(Dataset items)
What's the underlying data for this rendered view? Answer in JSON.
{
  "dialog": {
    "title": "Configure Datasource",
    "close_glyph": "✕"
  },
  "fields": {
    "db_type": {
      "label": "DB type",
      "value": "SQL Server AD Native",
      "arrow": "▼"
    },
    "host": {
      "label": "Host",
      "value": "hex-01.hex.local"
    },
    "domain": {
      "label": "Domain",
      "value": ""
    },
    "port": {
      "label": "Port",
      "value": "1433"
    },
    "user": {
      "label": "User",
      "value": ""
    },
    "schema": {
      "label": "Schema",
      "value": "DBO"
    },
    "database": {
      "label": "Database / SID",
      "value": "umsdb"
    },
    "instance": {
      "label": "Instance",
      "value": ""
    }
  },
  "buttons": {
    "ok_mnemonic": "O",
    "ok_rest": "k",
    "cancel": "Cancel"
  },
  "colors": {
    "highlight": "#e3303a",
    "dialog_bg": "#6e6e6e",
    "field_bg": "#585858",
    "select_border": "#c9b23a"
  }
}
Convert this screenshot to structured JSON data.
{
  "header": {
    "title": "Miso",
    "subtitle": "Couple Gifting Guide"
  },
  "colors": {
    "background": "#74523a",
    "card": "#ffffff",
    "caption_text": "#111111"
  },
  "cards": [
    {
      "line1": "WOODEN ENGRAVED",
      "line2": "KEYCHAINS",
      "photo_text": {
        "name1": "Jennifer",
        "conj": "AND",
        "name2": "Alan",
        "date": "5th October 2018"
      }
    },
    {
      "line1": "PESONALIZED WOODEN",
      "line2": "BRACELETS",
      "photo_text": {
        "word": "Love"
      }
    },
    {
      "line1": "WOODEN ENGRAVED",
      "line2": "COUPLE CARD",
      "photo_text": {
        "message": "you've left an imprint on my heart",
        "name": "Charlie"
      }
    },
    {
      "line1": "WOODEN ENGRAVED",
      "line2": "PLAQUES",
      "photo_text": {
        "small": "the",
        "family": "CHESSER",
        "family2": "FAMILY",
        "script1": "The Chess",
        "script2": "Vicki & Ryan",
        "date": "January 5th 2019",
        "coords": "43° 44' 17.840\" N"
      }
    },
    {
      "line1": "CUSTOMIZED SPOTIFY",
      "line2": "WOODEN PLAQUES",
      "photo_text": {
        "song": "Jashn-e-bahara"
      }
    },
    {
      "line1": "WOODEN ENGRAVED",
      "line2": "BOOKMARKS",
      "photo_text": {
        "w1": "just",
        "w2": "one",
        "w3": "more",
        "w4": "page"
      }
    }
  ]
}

#### [Written problem]
Reproduce all the records precisely.

#### [Correct response]
What's the underlying data for this rendered view? Answer in JSON.
{
  "dialog": {
    "title": "Configure Datasource",
    "close_glyph": "✕"
  },
  "fields": {
    "db_type": {
      "label": "DB type",
      "value": "SQL Server AD Native",
      "arrow": "▼"
    },
    "host": {
      "label": "Host",
      "value": "hex-01.hex.local"
    },
    "domain": {
      "label": "Domain",
      "value": ""
    },
    "port": {
      "label": "Port",
      "value": "1433"
    },
    "user": {
      "label": "User",
      "value": ""
    },
    "schema": {
      "label": "Schema",
      "value": "DBO"
    },
    "database": {
      "label": "Database / SID",
      "value": "umsdb"
    },
    "instance": {
      "label": "Instance",
      "value": ""
    }
  },
  "buttons": {
    "ok_mnemonic": "O",
    "ok_rest": "k",
    "cancel": "Cancel"
  },
  "colors": {
    "highlight": "#e3303a",
    "dialog_bg": "#6e6e6e",
    "field_bg": "#585858",
    "select_border": "#c9b23a"
  }
}
Convert this screenshot to structured JSON data.
{
  "header": {
    "title": "Miso",
    "subtitle": "Couple Gifting Guide"
  },
  "colors": {
    "background": "#74523a",
    "card": "#ffffff",
    "caption_text": "#111111"
  },
  "cards": [
    {
      "line1": "WOODEN ENGRAVED",
      "line2": "KEYCHAINS",
      "photo_text": {
        "name1": "Jennifer",
        "conj": "AND",
        "name2": "Alan",
        "date": "5th October 2018"
      }
    },
    {
      "line1": "PESONALIZED WOODEN",
      "line2": "BRACELETS",
      "photo_text": {
        "word": "Love"
      }
    },
    {
      "line1": "WOODEN ENGRAVED",
      "line2": "COUPLE CARD",
      "photo_text": {
        "message": "you've left an imprint on my heart",
        "name": "Charlie"
      }
    },
    {
      "line1": "WOODEN ENGRAVED",
      "line2": "PLAQUES",
      "photo_text": {
        "small": "the",
        "family": "CHESSER",
        "family2": "FAMILY",
        "script1": "The Chess",
        "script2": "Vicki & Ryan",
        "date": "January 5th 2019",
        "coords": "43° 44' 17.840\" N"
      }
    },
    {
      "line1": "CUSTOMIZED SPOTIFY",
      "line2": "WOODEN PLAQUES",
      "photo_text": {
        "song": "Jashn-e-bahara"
      }
    },
    {
      "line1": "WOODEN ENGRAVED",
      "line2": "BOOKMARKS",
      "photo_text": {
        "w1": "just",
        "w2": "one",
        "w3": "more",
        "w4": "page"
      }
    }
  ]
}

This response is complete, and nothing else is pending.